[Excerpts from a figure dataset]
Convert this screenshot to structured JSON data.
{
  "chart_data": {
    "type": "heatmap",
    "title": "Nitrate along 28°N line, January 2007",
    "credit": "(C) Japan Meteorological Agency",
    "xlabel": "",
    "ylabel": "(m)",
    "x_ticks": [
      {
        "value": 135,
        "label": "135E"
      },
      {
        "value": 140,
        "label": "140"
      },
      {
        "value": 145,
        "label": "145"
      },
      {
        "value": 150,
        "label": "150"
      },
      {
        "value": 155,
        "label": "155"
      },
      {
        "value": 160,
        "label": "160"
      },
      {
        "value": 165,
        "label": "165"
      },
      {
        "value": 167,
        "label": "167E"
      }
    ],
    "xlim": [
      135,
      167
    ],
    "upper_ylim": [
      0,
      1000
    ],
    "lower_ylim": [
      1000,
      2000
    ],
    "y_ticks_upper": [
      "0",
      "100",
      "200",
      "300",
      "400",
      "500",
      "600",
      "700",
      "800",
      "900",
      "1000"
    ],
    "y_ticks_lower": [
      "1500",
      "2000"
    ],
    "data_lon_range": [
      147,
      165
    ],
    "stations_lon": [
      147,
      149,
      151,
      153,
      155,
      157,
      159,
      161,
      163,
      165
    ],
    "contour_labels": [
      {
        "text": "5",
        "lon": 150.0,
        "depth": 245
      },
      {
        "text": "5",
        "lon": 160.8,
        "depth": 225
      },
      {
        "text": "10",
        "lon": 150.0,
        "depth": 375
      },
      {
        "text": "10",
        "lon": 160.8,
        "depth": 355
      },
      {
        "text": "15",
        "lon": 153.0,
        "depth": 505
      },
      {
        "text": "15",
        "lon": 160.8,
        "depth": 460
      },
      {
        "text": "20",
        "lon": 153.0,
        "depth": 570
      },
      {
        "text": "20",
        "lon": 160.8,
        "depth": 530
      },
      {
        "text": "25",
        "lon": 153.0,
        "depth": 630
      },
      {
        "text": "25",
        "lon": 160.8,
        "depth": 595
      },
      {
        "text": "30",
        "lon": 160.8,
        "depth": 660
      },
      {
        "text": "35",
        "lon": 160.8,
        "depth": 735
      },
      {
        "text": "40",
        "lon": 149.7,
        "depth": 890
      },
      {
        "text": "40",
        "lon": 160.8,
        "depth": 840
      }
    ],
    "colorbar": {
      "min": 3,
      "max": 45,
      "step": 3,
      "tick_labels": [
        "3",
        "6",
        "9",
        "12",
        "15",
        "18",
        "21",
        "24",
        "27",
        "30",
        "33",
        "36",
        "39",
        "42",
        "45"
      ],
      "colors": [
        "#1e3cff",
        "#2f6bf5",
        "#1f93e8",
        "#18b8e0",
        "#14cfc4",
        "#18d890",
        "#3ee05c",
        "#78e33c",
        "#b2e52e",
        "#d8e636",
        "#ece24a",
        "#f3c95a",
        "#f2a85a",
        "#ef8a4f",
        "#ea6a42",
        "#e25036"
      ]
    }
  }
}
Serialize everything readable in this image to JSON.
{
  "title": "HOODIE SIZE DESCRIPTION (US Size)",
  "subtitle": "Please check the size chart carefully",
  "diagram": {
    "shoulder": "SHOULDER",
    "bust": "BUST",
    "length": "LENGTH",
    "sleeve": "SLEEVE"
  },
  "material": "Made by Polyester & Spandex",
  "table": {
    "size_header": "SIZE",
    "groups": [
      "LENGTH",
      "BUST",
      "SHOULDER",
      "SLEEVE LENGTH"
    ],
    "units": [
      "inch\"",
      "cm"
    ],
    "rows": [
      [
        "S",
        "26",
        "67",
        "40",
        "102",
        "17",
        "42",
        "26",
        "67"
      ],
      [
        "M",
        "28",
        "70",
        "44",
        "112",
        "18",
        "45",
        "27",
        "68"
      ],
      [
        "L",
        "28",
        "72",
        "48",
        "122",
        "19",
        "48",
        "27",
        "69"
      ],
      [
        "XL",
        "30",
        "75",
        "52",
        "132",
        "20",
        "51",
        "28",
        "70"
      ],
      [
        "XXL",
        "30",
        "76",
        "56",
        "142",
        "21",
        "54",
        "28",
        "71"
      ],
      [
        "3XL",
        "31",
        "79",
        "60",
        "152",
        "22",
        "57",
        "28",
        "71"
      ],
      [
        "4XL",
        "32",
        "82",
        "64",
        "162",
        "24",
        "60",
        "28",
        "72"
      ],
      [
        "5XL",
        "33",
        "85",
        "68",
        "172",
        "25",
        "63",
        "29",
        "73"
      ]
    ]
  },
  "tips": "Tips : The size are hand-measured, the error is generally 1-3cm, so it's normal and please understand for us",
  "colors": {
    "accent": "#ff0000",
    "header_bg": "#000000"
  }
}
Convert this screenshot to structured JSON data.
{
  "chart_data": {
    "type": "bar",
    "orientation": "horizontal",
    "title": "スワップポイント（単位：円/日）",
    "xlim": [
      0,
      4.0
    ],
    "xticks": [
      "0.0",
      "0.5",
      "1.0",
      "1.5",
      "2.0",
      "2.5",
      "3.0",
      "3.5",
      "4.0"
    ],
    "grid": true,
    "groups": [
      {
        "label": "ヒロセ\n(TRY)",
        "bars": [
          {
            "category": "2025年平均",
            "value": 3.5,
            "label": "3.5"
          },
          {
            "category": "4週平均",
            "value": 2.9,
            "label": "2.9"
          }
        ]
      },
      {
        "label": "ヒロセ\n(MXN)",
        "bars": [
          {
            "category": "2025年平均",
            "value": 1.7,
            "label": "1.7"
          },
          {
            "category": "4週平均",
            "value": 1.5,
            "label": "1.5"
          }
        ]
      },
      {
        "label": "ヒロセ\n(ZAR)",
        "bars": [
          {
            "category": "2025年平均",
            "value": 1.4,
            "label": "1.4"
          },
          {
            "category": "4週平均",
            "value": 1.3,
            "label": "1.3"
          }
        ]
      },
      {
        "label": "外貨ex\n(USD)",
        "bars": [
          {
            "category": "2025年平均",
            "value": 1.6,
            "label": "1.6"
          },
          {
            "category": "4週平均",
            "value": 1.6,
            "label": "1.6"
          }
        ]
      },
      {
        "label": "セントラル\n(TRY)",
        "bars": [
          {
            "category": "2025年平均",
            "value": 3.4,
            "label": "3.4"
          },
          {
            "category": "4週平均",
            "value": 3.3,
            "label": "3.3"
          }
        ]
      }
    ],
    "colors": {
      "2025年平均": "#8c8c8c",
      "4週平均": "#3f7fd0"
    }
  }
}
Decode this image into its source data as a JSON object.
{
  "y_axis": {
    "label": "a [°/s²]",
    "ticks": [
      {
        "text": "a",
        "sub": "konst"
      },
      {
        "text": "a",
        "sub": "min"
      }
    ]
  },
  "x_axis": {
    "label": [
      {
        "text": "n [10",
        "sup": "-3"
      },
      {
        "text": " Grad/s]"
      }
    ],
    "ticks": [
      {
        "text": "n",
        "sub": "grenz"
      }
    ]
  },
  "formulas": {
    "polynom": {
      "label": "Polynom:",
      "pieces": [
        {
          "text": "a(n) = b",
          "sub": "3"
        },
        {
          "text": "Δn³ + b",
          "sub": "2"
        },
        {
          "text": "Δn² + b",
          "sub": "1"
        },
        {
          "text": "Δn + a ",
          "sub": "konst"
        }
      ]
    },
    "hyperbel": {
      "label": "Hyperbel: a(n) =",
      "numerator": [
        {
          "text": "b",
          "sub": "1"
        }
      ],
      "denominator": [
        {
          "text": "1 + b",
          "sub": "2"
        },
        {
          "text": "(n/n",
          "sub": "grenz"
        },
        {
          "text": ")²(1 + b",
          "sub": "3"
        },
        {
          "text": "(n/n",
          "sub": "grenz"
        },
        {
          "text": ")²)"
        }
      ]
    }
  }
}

Task instructions:
Retype all the records, matching them exactly.

Response for this exercise:
Convert this screenshot to structured JSON data.
{
  "chart_data": {
    "type": "heatmap",
    "title": "Nitrate along 28°N line, January 2007",
    "credit": "(C) Japan Meteorological Agency",
    "xlabel": "",
    "ylabel": "(m)",
    "x_ticks": [
      {
        "value": 135,
        "label": "135E"
      },
      {
        "value": 140,
        "label": "140"
      },
      {
        "value": 145,
        "label": "145"
      },
      {
        "value": 150,
        "label": "150"
      },
      {
        "value": 155,
        "label": "155"
      },
      {
        "value": 160,
        "label": "160"
      },
      {
        "value": 165,
        "label": "165"
      },
      {
        "value": 167,
        "label": "167E"
      }
    ],
    "xlim": [
      135,
      167
    ],
    "upper_ylim": [
      0,
      1000
    ],
    "lower_ylim": [
      1000,
      2000
    ],
    "y_ticks_upper": [
      "0",
      "100",
      "200",
      "300",
      "400",
      "500",
      "600",
      "700",
      "800",
      "900",
      "1000"
    ],
    "y_ticks_lower": [
      "1500",
      "2000"
    ],
    "data_lon_range": [
      147,
      165
    ],
    "stations_lon": [
      147,
      149,
      151,
      153,
      155,
      157,
      159,
      161,
      163,
      165
    ],
    "contour_labels": [
      {
        "text": "5",
        "lon": 150.0,
        "depth": 245
      },
      {
        "text": "5",
        "lon": 160.8,
        "depth": 225
      },
      {
        "text": "10",
        "lon": 150.0,
        "depth": 375
      },
      {
        "text": "10",
        "lon": 160.8,
        "depth": 355
      },
      {
        "text": "15",
        "lon": 153.0,
        "depth": 505
      },
      {
        "text": "15",
        "lon": 160.8,
        "depth": 460
      },
      {
        "text": "20",
        "lon": 153.0,
        "depth": 570
      },
      {
        "text": "20",
        "lon": 160.8,
        "depth": 530
      },
      {
        "text": "25",
        "lon": 153.0,
        "depth": 630
      },
      {
        "text": "25",
        "lon": 160.8,
        "depth": 595
      },
      {
        "text": "30",
        "lon": 160.8,
        "depth": 660
      },
      {
        "text": "35",
        "lon": 160.8,
        "depth": 735
      },
      {
        "text": "40",
        "lon": 149.7,
        "depth": 890
      },
      {
        "text": "40",
        "lon": 160.8,
        "depth": 840
      }
    ],
    "colorbar": {
      "min": 3,
      "max": 45,
      "step": 3,
      "tick_labels": [
        "3",
        "6",
        "9",
        "12",
        "15",
        "18",
        "21",
        "24",
        "27",
        "30",
        "33",
        "36",
        "39",
        "42",
        "45"
      ],
      "colors": [
        "#1e3cff",
        "#2f6bf5",
        "#1f93e8",
        "#18b8e0",
        "#14cfc4",
        "#18d890",
        "#3ee05c",
        "#78e33c",
        "#b2e52e",
        "#d8e636",
        "#ece24a",
        "#f3c95a",
        "#f2a85a",
        "#ef8a4f",
        "#ea6a42",
        "#e25036"
      ]
    }
  }
}
Serialize everything readable in this image to JSON.
{
  "title": "HOODIE SIZE DESCRIPTION (US Size)",
  "subtitle": "Please check the size chart carefully",
  "diagram": {
    "shoulder": "SHOULDER",
    "bust": "BUST",
    "length": "LENGTH",
    "sleeve": "SLEEVE"
  },
  "material": "Made by Polyester & Spandex",
  "table": {
    "size_header": "SIZE",
    "groups": [
      "LENGTH",
      "BUST",
      "SHOULDER",
      "SLEEVE LENGTH"
    ],
    "units": [
      "inch\"",
      "cm"
    ],
    "rows": [
      [
        "S",
        "26",
        "67",
        "40",
        "102",
        "17",
        "42",
        "26",
        "67"
      ],
      [
        "M",
        "28",
        "70",
        "44",
        "112",
        "18",
        "45",
        "27",
        "68"
      ],
      [
        "L",
        "28",
        "72",
        "48",
        "122",
        "19",
        "48",
        "27",
        "69"
      ],
      [
        "XL",
        "30",
        "75",
        "52",
        "132",
        "20",
        "51",
        "28",
        "70"
      ],
      [
        "XXL",
        "30",
        "76",
        "56",
        "142",
        "21",
        "54",
        "28",
        "71"
      ],
      [
        "3XL",
        "31",
        "79",
        "60",
        "152",
        "22",
        "57",
        "28",
        "71"
      ],
      [
        "4XL",
        "32",
        "82",
        "64",
        "162",
        "24",
        "60",
        "28",
        "72"
      ],
      [
        "5XL",
        "33",
        "85",
        "68",
        "172",
        "25",
        "63",
        "29",
        "73"
      ]
    ]
  },
  "tips": "Tips : The size are hand-measured, the error is generally 1-3cm, so it's normal and please understand for us",
  "colors": {
    "accent": "#ff0000",
    "header_bg": "#000000"
  }
}
Convert this screenshot to structured JSON data.
{
  "chart_data": {
    "type": "bar",
    "orientation": "horizontal",
    "title": "スワップポイント（単位：円/日）",
    "xlim": [
      0,
      4.0
    ],
    "xticks": [
      "0.0",
      "0.5",
      "1.0",
      "1.5",
      "2.0",
      "2.5",
      "3.0",
      "3.5",
      "4.0"
    ],
    "grid": true,
    "groups": [
      {
        "label": "ヒロセ\n(TRY)",
        "bars": [
          {
            "category": "2025年平均",
            "value": 3.5,
            "label": "3.5"
          },
          {
            "category": "4週平均",
            "value": 2.9,
            "label": "2.9"
          }
        ]
      },
      {
        "label": "ヒロセ\n(MXN)",
        "bars": [
          {
            "category": "2025年平均",
            "value": 1.7,
            "label": "1.7"
          },
          {
            "category": "4週平均",
            "value": 1.5,
            "label": "1.5"
          }
        ]
      },
      {
        "label": "ヒロセ\n(ZAR)",
        "bars": [
          {
            "category": "2025年平均",
            "value": 1.4,
            "label": "1.4"
          },
          {
            "category": "4週平均",
            "value": 1.3,
            "label": "1.3"
          }
        ]
      },
      {
        "label": "外貨ex\n(USD)",
        "bars": [
          {
            "category": "2025年平均",
            "value": 1.6,
            "label": "1.6"
          },
          {
            "category": "4週平均",
            "value": 1.6,
            "label": "1.6"
          }
        ]
      },
      {
        "label": "セントラル\n(TRY)",
        "bars": [
          {
            "category": "2025年平均",
            "value": 3.4,
            "label": "3.4"
          },
          {
            "category": "4週平均",
            "value": 3.3,
            "label": "3.3"
          }
        ]
      }
    ],
    "colors": {
      "2025年平均": "#8c8c8c",
      "4週平均": "#3f7fd0"
    }
  }
}
Decode this image into its source data as a JSON object.
{
  "y_axis": {
    "label": "a [°/s²]",
    "ticks": [
      {
        "text": "a",
        "sub": "konst"
      },
      {
        "text": "a",
        "sub": "min"
      }
    ]
  },
  "x_axis": {
    "label": [
      {
        "text": "n [10",
        "sup": "-3"
      },
      {
        "text": " Grad/s]"
      }
    ],
    "ticks": [
      {
        "text": "n",
        "sub": "grenz"
      }
    ]
  },
  "formulas": {
    "polynom": {
      "label": "Polynom:",
      "pieces": [
        {
          "text": "a(n) = b",
          "sub": "3"
        },
        {
          "text": "Δn³ + b",
          "sub": "2"
        },
        {
          "text": "Δn² + b",
          "sub": "1"
        },
        {
          "text": "Δn + a ",
          "sub": "konst"
        }
      ]
    },
    "hyperbel": {
      "label": "Hyperbel: a(n) =",
      "numerator": [
        {
          "text": "b",
          "sub": "1"
        }
      ],
      "denominator": [
        {
          "text": "1 + b",
          "sub": "2"
        },
        {
          "text": "(n/n",
          "sub": "grenz"
        },
        {
          "text": ")²(1 + b",
          "sub": "3"
        },
        {
          "text": "(n/n",
          "sub": "grenz"
        },
        {
          "text": ")²)"
        }
      ]
    }
  }
}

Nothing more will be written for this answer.